+++ Records shown

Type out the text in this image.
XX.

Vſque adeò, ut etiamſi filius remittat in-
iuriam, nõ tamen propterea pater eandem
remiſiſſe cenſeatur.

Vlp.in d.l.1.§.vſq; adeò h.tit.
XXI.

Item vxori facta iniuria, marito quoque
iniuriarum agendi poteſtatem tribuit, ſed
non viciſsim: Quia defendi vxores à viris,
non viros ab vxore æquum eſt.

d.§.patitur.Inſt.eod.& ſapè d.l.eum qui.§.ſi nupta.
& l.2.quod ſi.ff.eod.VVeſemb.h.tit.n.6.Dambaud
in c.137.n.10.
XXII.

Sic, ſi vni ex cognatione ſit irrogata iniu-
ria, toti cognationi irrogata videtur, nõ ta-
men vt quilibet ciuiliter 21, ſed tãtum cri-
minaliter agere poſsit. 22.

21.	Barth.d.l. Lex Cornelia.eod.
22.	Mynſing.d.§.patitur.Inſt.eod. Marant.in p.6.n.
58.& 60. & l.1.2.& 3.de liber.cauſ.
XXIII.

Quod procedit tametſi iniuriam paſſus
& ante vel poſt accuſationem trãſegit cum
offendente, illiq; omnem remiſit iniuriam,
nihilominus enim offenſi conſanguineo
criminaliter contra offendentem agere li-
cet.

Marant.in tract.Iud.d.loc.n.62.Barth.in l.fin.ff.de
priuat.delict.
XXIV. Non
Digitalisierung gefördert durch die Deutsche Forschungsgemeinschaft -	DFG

++++++

Set task:
From the records above, extract everything verbatim.

Worked solution:
Type out the text in this image.
XX.

Vſque adeò, ut etiamſi filius remittat in-
iuriam, nõ tamen propterea pater eandem
remiſiſſe cenſeatur.

Vlp.in d.l.1.§.vſq; adeò h.tit.
XXI.

Item vxori facta iniuria, marito quoque
iniuriarum agendi poteſtatem tribuit, ſed
non viciſsim: Quia defendi vxores à viris,
non viros ab vxore æquum eſt.

d.§.patitur.Inſt.eod.& ſapè d.l.eum qui.§.ſi nupta.
& l.2.quod ſi.ff.eod.VVeſemb.h.tit.n.6.Dambaud
in c.137.n.10.
XXII.

Sic, ſi vni ex cognatione ſit irrogata iniu-
ria, toti cognationi irrogata videtur, nõ ta-
men vt quilibet ciuiliter 21, ſed tãtum cri-
minaliter agere poſsit. 22.

21.	Barth.d.l. Lex Cornelia.eod.
22.	Mynſing.d.§.patitur.Inſt.eod. Marant.in p.6.n.
58.& 60. & l.1.2.& 3.de liber.cauſ.
XXIII.

Quod procedit tametſi iniuriam paſſus
& ante vel poſt accuſationem trãſegit cum
offendente, illiq; omnem remiſit iniuriam,
nihilominus enim offenſi conſanguineo
criminaliter contra offendentem agere li-
cet.

Marant.in tract.Iud.d.loc.n.62.Barth.in l.fin.ff.de
priuat.delict.
XXIV. Non
Digitalisierung gefördert durch die Deutsche Forschungsgemeinschaft -	DFG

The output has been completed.